__Work required__. Copy the lines holding the word "ImportExportXml", all of them.

__Stored rows__.

####

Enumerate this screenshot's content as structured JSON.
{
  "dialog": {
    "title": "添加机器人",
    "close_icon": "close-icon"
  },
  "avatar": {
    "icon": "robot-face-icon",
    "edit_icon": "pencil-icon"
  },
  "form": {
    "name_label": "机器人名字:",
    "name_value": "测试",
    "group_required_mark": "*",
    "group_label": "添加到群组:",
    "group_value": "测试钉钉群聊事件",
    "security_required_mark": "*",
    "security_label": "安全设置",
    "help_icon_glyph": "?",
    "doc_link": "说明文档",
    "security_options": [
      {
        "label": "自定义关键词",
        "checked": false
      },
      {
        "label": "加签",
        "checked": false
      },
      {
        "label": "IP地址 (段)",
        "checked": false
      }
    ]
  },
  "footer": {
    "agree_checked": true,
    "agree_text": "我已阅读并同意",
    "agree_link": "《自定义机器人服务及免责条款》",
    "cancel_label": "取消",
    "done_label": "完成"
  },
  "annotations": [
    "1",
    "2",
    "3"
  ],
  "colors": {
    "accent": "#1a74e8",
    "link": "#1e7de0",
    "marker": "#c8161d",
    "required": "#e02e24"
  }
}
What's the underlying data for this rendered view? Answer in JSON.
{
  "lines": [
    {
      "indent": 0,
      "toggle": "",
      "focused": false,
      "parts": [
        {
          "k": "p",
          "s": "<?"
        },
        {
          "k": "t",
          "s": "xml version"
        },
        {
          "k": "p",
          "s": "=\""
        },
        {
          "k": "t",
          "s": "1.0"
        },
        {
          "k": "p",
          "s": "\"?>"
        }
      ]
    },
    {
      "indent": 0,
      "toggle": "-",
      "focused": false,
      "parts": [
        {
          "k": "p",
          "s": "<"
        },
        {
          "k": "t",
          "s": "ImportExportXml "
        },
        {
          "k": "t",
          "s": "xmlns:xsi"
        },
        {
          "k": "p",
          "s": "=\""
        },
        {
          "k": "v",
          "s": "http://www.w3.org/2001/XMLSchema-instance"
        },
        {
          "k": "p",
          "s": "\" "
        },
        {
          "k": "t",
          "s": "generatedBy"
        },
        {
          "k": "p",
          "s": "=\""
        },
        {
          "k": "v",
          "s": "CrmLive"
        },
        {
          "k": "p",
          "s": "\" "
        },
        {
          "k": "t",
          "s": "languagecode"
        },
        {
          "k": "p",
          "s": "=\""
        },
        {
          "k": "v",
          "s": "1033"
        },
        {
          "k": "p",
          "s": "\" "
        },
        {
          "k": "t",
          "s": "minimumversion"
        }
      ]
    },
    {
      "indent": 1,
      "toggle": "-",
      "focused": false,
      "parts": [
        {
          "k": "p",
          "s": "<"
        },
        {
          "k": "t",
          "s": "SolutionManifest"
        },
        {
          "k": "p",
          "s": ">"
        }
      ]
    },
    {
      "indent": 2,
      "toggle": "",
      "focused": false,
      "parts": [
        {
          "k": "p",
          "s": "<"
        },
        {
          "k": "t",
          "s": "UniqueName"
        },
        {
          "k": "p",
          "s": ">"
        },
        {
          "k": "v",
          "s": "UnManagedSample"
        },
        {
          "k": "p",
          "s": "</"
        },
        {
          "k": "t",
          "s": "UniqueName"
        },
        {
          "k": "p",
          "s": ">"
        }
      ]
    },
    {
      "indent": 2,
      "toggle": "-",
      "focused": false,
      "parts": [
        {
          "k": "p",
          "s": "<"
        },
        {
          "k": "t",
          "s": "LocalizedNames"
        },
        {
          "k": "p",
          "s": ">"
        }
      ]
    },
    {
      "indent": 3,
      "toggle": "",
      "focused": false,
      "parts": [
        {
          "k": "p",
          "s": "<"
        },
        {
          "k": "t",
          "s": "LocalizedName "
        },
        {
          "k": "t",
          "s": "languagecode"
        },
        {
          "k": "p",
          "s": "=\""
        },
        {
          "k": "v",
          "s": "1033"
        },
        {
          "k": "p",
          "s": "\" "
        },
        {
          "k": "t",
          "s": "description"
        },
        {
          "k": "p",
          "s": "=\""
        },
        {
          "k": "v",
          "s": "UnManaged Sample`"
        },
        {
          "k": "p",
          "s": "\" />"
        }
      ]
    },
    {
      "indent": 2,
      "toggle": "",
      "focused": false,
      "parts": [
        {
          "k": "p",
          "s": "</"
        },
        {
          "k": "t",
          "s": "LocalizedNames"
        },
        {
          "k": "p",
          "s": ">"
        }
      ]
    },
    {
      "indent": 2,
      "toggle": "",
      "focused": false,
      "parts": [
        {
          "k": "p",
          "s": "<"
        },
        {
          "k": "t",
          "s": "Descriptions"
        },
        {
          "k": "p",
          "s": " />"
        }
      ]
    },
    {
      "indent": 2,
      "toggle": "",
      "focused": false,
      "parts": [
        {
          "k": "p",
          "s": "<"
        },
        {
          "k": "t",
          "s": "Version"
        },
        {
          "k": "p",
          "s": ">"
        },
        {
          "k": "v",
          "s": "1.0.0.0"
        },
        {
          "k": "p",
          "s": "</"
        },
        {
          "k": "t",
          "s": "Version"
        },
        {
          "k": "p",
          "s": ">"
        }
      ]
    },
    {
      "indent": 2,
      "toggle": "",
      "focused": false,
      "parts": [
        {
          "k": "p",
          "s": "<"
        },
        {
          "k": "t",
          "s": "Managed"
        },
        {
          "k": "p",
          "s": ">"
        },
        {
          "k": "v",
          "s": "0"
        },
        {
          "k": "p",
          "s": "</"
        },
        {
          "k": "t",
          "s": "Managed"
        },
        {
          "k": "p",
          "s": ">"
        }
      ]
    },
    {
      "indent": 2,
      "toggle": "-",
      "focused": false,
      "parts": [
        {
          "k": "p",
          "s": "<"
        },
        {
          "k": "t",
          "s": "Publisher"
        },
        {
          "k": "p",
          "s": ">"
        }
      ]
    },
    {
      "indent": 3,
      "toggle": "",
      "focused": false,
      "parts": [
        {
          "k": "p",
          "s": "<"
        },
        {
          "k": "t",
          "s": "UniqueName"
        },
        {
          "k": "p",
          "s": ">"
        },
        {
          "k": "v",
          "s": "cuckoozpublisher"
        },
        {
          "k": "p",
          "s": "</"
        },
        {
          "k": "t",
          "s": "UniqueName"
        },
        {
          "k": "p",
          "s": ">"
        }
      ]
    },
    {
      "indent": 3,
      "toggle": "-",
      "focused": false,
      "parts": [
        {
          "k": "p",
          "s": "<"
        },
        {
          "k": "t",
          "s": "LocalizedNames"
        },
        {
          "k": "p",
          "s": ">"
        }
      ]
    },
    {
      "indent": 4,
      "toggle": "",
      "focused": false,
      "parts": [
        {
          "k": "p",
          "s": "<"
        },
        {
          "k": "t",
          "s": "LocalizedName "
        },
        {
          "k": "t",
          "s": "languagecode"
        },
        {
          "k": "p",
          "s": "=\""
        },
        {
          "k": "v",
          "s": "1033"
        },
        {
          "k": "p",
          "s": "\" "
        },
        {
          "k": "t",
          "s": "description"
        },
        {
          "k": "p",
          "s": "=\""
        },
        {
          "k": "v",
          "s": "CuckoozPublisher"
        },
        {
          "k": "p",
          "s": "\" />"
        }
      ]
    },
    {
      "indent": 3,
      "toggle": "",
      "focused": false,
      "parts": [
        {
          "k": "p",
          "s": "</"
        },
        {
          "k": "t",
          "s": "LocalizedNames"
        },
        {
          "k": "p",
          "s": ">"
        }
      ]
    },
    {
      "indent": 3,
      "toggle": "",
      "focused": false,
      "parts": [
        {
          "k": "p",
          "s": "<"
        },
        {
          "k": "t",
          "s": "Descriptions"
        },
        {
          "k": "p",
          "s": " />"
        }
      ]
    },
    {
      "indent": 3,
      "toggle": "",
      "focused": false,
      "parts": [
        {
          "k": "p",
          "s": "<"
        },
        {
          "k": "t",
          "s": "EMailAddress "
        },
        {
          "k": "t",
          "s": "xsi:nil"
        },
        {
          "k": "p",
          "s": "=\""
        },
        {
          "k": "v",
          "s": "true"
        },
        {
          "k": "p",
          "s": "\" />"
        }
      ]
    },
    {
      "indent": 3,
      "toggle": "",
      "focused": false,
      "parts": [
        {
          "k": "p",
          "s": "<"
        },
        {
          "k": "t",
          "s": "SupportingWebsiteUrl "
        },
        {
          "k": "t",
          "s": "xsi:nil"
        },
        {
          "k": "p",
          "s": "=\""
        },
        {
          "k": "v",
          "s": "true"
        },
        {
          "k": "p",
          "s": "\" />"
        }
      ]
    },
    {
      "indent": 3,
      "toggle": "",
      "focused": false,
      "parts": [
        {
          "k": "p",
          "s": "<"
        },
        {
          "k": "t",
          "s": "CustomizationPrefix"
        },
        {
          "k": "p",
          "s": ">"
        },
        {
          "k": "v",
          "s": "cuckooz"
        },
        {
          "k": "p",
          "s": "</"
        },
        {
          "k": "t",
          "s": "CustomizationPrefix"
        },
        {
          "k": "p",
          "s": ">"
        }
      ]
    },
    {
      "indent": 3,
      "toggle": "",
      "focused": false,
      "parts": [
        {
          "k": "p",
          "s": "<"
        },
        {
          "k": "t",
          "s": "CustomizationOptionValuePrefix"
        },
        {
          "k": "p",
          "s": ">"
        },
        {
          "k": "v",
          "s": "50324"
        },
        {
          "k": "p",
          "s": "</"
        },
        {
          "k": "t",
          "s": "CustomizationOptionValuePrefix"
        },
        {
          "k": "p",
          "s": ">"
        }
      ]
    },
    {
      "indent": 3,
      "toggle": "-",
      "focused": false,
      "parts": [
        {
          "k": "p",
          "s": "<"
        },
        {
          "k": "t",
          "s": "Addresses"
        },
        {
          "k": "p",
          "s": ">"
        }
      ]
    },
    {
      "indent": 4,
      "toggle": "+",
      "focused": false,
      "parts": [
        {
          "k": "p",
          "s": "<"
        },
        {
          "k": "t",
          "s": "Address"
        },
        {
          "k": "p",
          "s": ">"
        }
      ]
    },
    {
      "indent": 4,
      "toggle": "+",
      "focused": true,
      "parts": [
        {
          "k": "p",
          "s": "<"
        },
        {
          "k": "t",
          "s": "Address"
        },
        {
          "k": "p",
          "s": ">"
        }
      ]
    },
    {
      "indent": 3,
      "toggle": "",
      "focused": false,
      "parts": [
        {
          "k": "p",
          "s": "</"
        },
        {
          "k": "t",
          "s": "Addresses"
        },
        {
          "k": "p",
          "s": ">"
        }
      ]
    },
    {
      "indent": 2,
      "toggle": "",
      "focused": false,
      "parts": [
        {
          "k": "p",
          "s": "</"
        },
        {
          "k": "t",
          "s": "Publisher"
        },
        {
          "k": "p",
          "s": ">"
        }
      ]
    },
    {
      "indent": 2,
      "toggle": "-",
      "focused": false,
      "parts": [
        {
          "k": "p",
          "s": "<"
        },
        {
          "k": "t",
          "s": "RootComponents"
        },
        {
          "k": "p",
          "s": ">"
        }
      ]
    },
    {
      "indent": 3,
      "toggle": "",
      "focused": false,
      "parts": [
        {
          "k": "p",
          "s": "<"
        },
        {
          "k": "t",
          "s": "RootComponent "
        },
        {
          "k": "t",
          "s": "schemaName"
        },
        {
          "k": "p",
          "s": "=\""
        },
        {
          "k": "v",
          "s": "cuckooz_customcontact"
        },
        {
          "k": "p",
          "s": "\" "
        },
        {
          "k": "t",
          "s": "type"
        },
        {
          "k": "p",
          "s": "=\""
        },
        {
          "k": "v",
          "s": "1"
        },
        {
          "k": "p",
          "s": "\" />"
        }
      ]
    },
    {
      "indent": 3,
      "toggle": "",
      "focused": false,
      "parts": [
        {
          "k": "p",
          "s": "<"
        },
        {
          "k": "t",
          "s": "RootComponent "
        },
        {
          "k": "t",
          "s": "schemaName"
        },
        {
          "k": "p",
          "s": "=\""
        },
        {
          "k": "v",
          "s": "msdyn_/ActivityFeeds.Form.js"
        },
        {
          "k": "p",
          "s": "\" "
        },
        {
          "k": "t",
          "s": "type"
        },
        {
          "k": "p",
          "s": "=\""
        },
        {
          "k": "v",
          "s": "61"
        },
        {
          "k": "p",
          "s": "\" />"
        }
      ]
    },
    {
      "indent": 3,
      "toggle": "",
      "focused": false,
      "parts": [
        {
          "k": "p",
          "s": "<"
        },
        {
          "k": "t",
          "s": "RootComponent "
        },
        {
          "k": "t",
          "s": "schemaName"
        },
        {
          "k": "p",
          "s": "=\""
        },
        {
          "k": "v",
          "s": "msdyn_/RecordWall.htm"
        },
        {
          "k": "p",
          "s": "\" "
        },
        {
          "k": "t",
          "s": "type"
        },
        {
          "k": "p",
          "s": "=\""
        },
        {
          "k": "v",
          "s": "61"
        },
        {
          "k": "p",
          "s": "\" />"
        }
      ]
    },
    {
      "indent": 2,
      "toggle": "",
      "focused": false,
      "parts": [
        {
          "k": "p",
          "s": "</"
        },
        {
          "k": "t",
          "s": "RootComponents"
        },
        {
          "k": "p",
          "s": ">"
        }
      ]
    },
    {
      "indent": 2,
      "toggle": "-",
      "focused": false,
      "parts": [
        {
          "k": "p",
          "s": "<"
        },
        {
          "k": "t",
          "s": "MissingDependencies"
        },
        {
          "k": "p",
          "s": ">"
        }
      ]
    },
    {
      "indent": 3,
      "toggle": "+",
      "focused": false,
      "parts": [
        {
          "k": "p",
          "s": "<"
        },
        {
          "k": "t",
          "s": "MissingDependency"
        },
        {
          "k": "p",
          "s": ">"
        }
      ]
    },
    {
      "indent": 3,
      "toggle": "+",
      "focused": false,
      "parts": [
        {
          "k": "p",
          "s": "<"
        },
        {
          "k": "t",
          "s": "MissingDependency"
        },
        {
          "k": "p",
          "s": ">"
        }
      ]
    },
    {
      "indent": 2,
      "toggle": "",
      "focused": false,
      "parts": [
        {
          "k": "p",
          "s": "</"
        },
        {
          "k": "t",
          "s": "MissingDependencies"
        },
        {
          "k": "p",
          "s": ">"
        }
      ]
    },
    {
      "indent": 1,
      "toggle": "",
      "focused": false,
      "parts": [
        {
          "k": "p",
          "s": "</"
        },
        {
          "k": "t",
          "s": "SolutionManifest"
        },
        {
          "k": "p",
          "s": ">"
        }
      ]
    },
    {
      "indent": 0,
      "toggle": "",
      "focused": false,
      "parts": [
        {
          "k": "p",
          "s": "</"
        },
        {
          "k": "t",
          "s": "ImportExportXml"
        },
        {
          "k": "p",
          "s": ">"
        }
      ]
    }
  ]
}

####

__Task solution__.
          "s": "ImportExportXml "
          "s": "ImportExportXml"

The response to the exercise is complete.